Exercise requirements —
Go through the listing below and gather every line with the word "installed".

[Saved data entries]
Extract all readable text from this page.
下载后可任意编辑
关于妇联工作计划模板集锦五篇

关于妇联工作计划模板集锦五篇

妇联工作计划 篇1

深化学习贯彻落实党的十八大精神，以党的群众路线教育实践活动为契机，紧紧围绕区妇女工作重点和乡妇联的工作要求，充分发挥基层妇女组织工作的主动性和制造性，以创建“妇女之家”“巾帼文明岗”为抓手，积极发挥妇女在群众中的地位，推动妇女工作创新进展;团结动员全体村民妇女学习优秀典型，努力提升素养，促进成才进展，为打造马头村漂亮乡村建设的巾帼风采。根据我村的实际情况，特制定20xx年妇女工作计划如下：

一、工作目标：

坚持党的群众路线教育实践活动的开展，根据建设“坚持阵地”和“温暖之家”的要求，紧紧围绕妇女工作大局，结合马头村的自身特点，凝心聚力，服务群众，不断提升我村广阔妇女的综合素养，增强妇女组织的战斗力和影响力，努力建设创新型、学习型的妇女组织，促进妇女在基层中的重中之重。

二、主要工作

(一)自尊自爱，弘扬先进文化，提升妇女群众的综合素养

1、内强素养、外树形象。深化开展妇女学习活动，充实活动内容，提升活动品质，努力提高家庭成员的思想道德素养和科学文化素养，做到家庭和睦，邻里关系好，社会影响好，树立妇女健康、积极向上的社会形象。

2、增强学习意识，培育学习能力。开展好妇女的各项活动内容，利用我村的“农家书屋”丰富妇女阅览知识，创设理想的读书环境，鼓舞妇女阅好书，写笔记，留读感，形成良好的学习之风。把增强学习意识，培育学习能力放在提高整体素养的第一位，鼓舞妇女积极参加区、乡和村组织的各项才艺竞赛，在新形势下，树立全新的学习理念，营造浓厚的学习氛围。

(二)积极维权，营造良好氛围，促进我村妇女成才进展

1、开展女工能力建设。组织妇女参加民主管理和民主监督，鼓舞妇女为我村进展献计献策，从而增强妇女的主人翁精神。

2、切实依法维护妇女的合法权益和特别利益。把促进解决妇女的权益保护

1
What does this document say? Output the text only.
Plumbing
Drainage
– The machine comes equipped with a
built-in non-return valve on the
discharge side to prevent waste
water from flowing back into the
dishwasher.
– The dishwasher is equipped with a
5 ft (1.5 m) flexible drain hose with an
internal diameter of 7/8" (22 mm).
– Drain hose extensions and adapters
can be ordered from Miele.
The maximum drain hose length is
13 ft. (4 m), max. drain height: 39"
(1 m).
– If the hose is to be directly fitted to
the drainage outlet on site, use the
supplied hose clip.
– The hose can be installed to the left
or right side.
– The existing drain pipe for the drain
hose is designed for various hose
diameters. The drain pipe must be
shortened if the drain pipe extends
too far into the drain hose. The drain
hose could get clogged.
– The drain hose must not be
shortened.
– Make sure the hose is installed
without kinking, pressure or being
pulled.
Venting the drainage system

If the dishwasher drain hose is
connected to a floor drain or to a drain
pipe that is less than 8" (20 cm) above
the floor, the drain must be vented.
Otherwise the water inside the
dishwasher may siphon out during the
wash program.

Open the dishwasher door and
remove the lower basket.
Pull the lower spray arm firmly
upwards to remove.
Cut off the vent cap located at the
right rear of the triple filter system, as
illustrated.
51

Solution for this task —
– The hose can be installed to the left
– Make sure the hose is installed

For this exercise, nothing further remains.